# [WHAT TO PRODUCE]
Which lines contain the word "Label"? Return each of them as written.

# [Collected data entries]
----------------------------------------
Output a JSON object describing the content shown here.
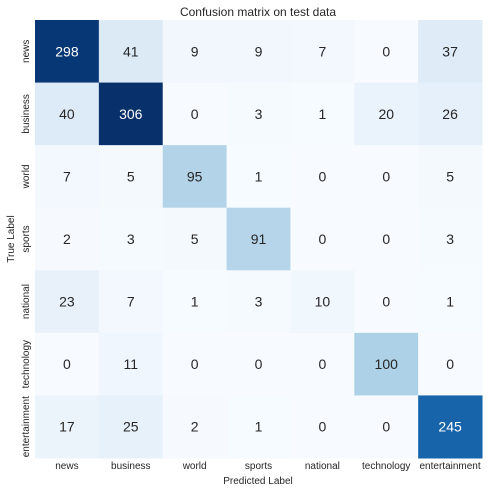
{
  "chart_data": {
    "type": "heatmap",
    "title": "Confusion matrix on test data",
    "xlabel": "Predicted Label",
    "ylabel": "True Label",
    "x_categories": [
      "news",
      "business",
      "world",
      "sports",
      "national",
      "technology",
      "entertainment"
    ],
    "y_categories": [
      "news",
      "business",
      "world",
      "sports",
      "national",
      "technology",
      "entertainment"
    ],
    "values": [
      [
        298,
        41,
        9,
        9,
        7,
        0,
        37
      ],
      [
        40,
        306,
        0,
        3,
        1,
        20,
        26
      ],
      [
        7,
        5,
        95,
        1,
        0,
        0,
        5
      ],
      [
        2,
        3,
        5,
        91,
        0,
        0,
        3
      ],
      [
        23,
        7,
        1,
        3,
        10,
        0,
        1
      ],
      [
        0,
        11,
        0,
        0,
        0,
        100,
        0
      ],
      [
        17,
        25,
        2,
        1,
        0,
        0,
        245
      ]
    ],
    "colormap": "Blues",
    "value_range": [
      0,
      306
    ],
    "colorbar": false,
    "grid": false
  }
}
----------------------------------------
# [CORRECT RESPONSE]
    "xlabel": "Predicted Label",
    "ylabel": "True Label",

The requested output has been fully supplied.